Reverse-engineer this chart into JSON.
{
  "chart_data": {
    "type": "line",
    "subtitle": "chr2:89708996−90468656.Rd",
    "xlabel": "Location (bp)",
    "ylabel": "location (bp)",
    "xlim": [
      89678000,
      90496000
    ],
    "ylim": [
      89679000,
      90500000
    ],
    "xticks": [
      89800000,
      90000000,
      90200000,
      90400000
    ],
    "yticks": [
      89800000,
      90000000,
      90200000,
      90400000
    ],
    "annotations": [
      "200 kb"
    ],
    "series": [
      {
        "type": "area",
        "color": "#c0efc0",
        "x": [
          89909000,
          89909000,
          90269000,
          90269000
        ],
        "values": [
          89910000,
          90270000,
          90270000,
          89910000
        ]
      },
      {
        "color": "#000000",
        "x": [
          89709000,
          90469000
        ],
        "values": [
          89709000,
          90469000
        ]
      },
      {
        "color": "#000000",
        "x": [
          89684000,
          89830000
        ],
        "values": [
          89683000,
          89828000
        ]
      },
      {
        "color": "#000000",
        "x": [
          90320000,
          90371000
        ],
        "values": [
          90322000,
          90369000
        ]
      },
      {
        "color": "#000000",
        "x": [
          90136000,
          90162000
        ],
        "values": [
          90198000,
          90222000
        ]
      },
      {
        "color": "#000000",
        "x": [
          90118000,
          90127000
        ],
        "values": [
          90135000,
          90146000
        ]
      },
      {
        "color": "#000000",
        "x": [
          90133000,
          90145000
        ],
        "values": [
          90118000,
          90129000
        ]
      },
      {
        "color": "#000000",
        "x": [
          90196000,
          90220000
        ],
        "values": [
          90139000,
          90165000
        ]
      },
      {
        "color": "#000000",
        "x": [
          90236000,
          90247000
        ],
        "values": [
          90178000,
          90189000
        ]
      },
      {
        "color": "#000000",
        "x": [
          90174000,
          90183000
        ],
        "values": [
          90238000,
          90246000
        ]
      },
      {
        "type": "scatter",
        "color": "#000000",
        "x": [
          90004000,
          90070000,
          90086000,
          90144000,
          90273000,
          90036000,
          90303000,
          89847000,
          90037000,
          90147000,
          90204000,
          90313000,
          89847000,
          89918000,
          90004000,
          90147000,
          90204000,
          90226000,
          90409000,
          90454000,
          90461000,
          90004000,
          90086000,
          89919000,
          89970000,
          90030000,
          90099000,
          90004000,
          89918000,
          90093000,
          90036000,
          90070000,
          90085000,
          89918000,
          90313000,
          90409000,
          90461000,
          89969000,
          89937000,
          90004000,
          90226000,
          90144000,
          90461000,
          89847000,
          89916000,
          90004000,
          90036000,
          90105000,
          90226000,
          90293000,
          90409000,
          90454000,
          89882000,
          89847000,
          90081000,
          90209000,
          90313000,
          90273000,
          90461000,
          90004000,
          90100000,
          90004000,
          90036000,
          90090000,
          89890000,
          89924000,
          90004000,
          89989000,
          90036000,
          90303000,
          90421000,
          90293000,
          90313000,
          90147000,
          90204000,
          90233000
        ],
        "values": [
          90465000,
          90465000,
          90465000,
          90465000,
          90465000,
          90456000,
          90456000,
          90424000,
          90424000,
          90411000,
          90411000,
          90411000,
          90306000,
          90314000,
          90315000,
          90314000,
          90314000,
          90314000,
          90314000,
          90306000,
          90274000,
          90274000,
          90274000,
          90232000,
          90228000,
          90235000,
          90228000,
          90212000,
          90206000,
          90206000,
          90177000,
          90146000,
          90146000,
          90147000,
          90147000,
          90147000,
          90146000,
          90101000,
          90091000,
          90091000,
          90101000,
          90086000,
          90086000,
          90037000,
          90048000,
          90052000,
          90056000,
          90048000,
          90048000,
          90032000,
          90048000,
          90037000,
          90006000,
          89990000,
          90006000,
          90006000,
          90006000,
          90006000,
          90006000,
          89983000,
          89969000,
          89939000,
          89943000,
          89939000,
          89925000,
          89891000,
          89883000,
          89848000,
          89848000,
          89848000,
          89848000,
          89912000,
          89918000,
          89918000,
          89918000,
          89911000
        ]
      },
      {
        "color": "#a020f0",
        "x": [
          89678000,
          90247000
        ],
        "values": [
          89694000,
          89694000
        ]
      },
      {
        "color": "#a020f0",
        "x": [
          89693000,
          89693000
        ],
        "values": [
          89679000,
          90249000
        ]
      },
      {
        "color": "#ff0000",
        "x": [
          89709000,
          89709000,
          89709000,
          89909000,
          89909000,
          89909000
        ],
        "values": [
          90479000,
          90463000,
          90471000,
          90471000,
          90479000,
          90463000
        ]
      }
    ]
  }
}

########################################

#### [TASK REQUIREMENTS]
Extract every line above exactly as it stands.

#### [PROBLEM SOLUTION]
Reverse-engineer this chart into JSON.
{
  "chart_data": {
    "type": "line",
    "subtitle": "chr2:89708996−90468656.Rd",
    "xlabel": "Location (bp)",
    "ylabel": "location (bp)",
    "xlim": [
      89678000,
      90496000
    ],
    "ylim": [
      89679000,
      90500000
    ],
    "xticks": [
      89800000,
      90000000,
      90200000,
      90400000
    ],
    "yticks": [
      89800000,
      90000000,
      90200000,
      90400000
    ],
    "annotations": [
      "200 kb"
    ],
    "series": [
      {
        "type": "area",
        "color": "#c0efc0",
        "x": [
          89909000,
          89909000,
          90269000,
          90269000
        ],
        "values": [
          89910000,
          90270000,
          90270000,
          89910000
        ]
      },
      {
        "color": "#000000",
        "x": [
          89709000,
          90469000
        ],
        "values": [
          89709000,
          90469000
        ]
      },
      {
        "color": "#000000",
        "x": [
          89684000,
          89830000
        ],
        "values": [
          89683000,
          89828000
        ]
      },
      {
        "color": "#000000",
        "x": [
          90320000,
          90371000
        ],
        "values": [
          90322000,
          90369000
        ]
      },
      {
        "color": "#000000",
        "x": [
          90136000,
          90162000
        ],
        "values": [
          90198000,
          90222000
        ]
      },
      {
        "color": "#000000",
        "x": [
          90118000,
          90127000
        ],
        "values": [
          90135000,
          90146000
        ]
      },
      {
        "color": "#000000",
        "x": [
          90133000,
          90145000
        ],
        "values": [
          90118000,
          90129000
        ]
      },
      {
        "color": "#000000",
        "x": [
          90196000,
          90220000
        ],
        "values": [
          90139000,
          90165000
        ]
      },
      {
        "color": "#000000",
        "x": [
          90236000,
          90247000
        ],
        "values": [
          90178000,
          90189000
        ]
      },
      {
        "color": "#000000",
        "x": [
          90174000,
          90183000
        ],
        "values": [
          90238000,
          90246000
        ]
      },
      {
        "type": "scatter",
        "color": "#000000",
        "x": [
          90004000,
          90070000,
          90086000,
          90144000,
          90273000,
          90036000,
          90303000,
          89847000,
          90037000,
          90147000,
          90204000,
          90313000,
          89847000,
          89918000,
          90004000,
          90147000,
          90204000,
          90226000,
          90409000,
          90454000,
          90461000,
          90004000,
          90086000,
          89919000,
          89970000,
          90030000,
          90099000,
          90004000,
          89918000,
          90093000,
          90036000,
          90070000,
          90085000,
          89918000,
          90313000,
          90409000,
          90461000,
          89969000,
          89937000,
          90004000,
          90226000,
          90144000,
          90461000,
          89847000,
          89916000,
          90004000,
          90036000,
          90105000,
          90226000,
          90293000,
          90409000,
          90454000,
          89882000,
          89847000,
          90081000,
          90209000,
          90313000,
          90273000,
          90461000,
          90004000,
          90100000,
          90004000,
          90036000,
          90090000,
          89890000,
          89924000,
          90004000,
          89989000,
          90036000,
          90303000,
          90421000,
          90293000,
          90313000,
          90147000,
          90204000,
          90233000
        ],
        "values": [
          90465000,
          90465000,
          90465000,
          90465000,
          90465000,
          90456000,
          90456000,
          90424000,
          90424000,
          90411000,
          90411000,
          90411000,
          90306000,
          90314000,
          90315000,
          90314000,
          90314000,
          90314000,
          90314000,
          90306000,
          90274000,
          90274000,
          90274000,
          90232000,
          90228000,
          90235000,
          90228000,
          90212000,
          90206000,
          90206000,
          90177000,
          90146000,
          90146000,
          90147000,
          90147000,
          90147000,
          90146000,
          90101000,
          90091000,
          90091000,
          90101000,
          90086000,
          90086000,
          90037000,
          90048000,
          90052000,
          90056000,
          90048000,
          90048000,
          90032000,
          90048000,
          90037000,
          90006000,
          89990000,
          90006000,
          90006000,
          90006000,
          90006000,
          90006000,
          89983000,
          89969000,
          89939000,
          89943000,
          89939000,
          89925000,
          89891000,
          89883000,
          89848000,
          89848000,
          89848000,
          89848000,
          89912000,
          89918000,
          89918000,
          89918000,
          89911000
        ]
      },
      {
        "color": "#a020f0",
        "x": [
          89678000,
          90247000
        ],
        "values": [
          89694000,
          89694000
        ]
      },
      {
        "color": "#a020f0",
        "x": [
          89693000,
          89693000
        ],
        "values": [
          89679000,
          90249000
        ]
      },
      {
        "color": "#ff0000",
        "x": [
          89709000,
          89709000,
          89709000,
          89909000,
          89909000,
          89909000
        ],
        "values": [
          90479000,
          90463000,
          90471000,
          90471000,
          90479000,
          90463000
        ]
      }
    ]
  }
}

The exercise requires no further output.